[Excerpts from a figure dataset]
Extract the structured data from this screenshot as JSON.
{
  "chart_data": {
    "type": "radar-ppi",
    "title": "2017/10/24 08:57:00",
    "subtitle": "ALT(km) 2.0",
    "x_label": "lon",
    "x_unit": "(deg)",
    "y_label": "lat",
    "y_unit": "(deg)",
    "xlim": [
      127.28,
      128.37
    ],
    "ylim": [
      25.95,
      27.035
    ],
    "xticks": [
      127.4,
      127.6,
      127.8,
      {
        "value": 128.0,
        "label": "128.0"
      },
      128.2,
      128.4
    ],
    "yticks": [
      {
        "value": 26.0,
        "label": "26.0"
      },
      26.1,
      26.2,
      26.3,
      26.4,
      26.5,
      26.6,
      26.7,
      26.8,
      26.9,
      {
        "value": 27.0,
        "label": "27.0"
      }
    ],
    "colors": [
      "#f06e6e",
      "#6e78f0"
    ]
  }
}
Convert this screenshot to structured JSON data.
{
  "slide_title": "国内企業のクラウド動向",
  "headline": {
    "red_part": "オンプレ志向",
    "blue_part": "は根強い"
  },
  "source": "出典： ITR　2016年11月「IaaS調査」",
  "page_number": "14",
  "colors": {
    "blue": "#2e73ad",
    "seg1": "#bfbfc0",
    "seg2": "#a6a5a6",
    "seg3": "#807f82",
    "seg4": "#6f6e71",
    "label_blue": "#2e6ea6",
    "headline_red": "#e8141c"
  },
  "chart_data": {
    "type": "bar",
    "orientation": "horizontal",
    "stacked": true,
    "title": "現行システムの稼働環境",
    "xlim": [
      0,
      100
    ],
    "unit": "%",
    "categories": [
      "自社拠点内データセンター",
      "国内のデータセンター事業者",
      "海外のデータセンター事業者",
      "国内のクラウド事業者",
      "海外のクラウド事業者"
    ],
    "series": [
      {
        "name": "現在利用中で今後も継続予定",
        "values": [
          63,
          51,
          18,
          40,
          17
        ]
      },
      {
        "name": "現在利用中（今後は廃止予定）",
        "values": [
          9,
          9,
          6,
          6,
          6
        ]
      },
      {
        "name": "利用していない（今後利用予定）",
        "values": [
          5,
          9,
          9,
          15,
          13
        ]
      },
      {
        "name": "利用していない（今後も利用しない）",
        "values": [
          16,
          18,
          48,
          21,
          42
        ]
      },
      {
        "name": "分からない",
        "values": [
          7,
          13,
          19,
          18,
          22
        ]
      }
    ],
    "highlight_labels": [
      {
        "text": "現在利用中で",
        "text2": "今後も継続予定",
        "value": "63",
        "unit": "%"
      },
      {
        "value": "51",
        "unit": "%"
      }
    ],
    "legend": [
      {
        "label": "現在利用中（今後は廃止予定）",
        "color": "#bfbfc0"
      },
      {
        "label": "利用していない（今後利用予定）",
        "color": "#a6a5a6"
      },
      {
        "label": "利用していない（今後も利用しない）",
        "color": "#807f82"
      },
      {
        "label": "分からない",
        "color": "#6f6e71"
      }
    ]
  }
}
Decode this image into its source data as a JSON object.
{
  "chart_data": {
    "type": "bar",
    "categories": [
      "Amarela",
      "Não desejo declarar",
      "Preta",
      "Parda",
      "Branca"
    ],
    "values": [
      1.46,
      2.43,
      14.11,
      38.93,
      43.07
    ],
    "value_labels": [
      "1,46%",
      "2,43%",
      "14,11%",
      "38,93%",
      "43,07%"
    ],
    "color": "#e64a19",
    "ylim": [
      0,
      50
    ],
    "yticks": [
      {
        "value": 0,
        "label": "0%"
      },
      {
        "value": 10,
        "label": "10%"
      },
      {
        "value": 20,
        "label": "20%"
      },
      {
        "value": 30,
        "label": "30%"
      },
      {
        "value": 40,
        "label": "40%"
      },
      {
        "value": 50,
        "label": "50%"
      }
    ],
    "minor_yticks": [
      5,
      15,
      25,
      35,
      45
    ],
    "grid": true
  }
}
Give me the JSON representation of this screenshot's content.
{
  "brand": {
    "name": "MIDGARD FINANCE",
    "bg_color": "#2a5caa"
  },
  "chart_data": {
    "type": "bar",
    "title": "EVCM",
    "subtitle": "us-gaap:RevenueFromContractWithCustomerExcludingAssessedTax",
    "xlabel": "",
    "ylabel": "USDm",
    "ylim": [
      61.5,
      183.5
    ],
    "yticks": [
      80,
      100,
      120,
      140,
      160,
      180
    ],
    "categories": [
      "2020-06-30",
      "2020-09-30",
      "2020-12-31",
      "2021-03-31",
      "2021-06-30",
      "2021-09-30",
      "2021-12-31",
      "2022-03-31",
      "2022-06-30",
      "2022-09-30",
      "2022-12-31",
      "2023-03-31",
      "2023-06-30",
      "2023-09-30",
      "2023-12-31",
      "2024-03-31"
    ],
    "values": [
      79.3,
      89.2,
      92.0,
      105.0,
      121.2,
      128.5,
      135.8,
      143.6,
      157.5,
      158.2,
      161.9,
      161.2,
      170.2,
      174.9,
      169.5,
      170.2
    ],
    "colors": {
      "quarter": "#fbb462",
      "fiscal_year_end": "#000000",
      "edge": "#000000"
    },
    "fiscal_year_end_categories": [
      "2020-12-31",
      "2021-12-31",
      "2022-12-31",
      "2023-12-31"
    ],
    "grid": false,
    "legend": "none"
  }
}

## Task details:
Write down all the entries again without a single difference.

## Exercise response:
Extract the structured data from this screenshot as JSON.
{
  "chart_data": {
    "type": "radar-ppi",
    "title": "2017/10/24 08:57:00",
    "subtitle": "ALT(km) 2.0",
    "x_label": "lon",
    "x_unit": "(deg)",
    "y_label": "lat",
    "y_unit": "(deg)",
    "xlim": [
      127.28,
      128.37
    ],
    "ylim": [
      25.95,
      27.035
    ],
    "xticks": [
      127.4,
      127.6,
      127.8,
      {
        "value": 128.0,
        "label": "128.0"
      },
      128.2,
      128.4
    ],
    "yticks": [
      {
        "value": 26.0,
        "label": "26.0"
      },
      26.1,
      26.2,
      26.3,
      26.4,
      26.5,
      26.6,
      26.7,
      26.8,
      26.9,
      {
        "value": 27.0,
        "label": "27.0"
      }
    ],
    "colors": [
      "#f06e6e",
      "#6e78f0"
    ]
  }
}
Convert this screenshot to structured JSON data.
{
  "slide_title": "国内企業のクラウド動向",
  "headline": {
    "red_part": "オンプレ志向",
    "blue_part": "は根強い"
  },
  "source": "出典： ITR　2016年11月「IaaS調査」",
  "page_number": "14",
  "colors": {
    "blue": "#2e73ad",
    "seg1": "#bfbfc0",
    "seg2": "#a6a5a6",
    "seg3": "#807f82",
    "seg4": "#6f6e71",
    "label_blue": "#2e6ea6",
    "headline_red": "#e8141c"
  },
  "chart_data": {
    "type": "bar",
    "orientation": "horizontal",
    "stacked": true,
    "title": "現行システムの稼働環境",
    "xlim": [
      0,
      100
    ],
    "unit": "%",
    "categories": [
      "自社拠点内データセンター",
      "国内のデータセンター事業者",
      "海外のデータセンター事業者",
      "国内のクラウド事業者",
      "海外のクラウド事業者"
    ],
    "series": [
      {
        "name": "現在利用中で今後も継続予定",
        "values": [
          63,
          51,
          18,
          40,
          17
        ]
      },
      {
        "name": "現在利用中（今後は廃止予定）",
        "values": [
          9,
          9,
          6,
          6,
          6
        ]
      },
      {
        "name": "利用していない（今後利用予定）",
        "values": [
          5,
          9,
          9,
          15,
          13
        ]
      },
      {
        "name": "利用していない（今後も利用しない）",
        "values": [
          16,
          18,
          48,
          21,
          42
        ]
      },
      {
        "name": "分からない",
        "values": [
          7,
          13,
          19,
          18,
          22
        ]
      }
    ],
    "highlight_labels": [
      {
        "text": "現在利用中で",
        "text2": "今後も継続予定",
        "value": "63",
        "unit": "%"
      },
      {
        "value": "51",
        "unit": "%"
      }
    ],
    "legend": [
      {
        "label": "現在利用中（今後は廃止予定）",
        "color": "#bfbfc0"
      },
      {
        "label": "利用していない（今後利用予定）",
        "color": "#a6a5a6"
      },
      {
        "label": "利用していない（今後も利用しない）",
        "color": "#807f82"
      },
      {
        "label": "分からない",
        "color": "#6f6e71"
      }
    ]
  }
}
Decode this image into its source data as a JSON object.
{
  "chart_data": {
    "type": "bar",
    "categories": [
      "Amarela",
      "Não desejo declarar",
      "Preta",
      "Parda",
      "Branca"
    ],
    "values": [
      1.46,
      2.43,
      14.11,
      38.93,
      43.07
    ],
    "value_labels": [
      "1,46%",
      "2,43%",
      "14,11%",
      "38,93%",
      "43,07%"
    ],
    "color": "#e64a19",
    "ylim": [
      0,
      50
    ],
    "yticks": [
      {
        "value": 0,
        "label": "0%"
      },
      {
        "value": 10,
        "label": "10%"
      },
      {
        "value": 20,
        "label": "20%"
      },
      {
        "value": 30,
        "label": "30%"
      },
      {
        "value": 40,
        "label": "40%"
      },
      {
        "value": 50,
        "label": "50%"
      }
    ],
    "minor_yticks": [
      5,
      15,
      25,
      35,
      45
    ],
    "grid": true
  }
}
Give me the JSON representation of this screenshot's content.
{
  "brand": {
    "name": "MIDGARD FINANCE",
    "bg_color": "#2a5caa"
  },
  "chart_data": {
    "type": "bar",
    "title": "EVCM",
    "subtitle": "us-gaap:RevenueFromContractWithCustomerExcludingAssessedTax",
    "xlabel": "",
    "ylabel": "USDm",
    "ylim": [
      61.5,
      183.5
    ],
    "yticks": [
      80,
      100,
      120,
      140,
      160,
      180
    ],
    "categories": [
      "2020-06-30",
      "2020-09-30",
      "2020-12-31",
      "2021-03-31",
      "2021-06-30",
      "2021-09-30",
      "2021-12-31",
      "2022-03-31",
      "2022-06-30",
      "2022-09-30",
      "2022-12-31",
      "2023-03-31",
      "2023-06-30",
      "2023-09-30",
      "2023-12-31",
      "2024-03-31"
    ],
    "values": [
      79.3,
      89.2,
      92.0,
      105.0,
      121.2,
      128.5,
      135.8,
      143.6,
      157.5,
      158.2,
      161.9,
      161.2,
      170.2,
      174.9,
      169.5,
      170.2
    ],
    "colors": {
      "quarter": "#fbb462",
      "fiscal_year_end": "#000000",
      "edge": "#000000"
    },
    "fiscal_year_end_categories": [
      "2020-12-31",
      "2021-12-31",
      "2022-12-31",
      "2023-12-31"
    ],
    "grid": false,
    "legend": "none"
  }
}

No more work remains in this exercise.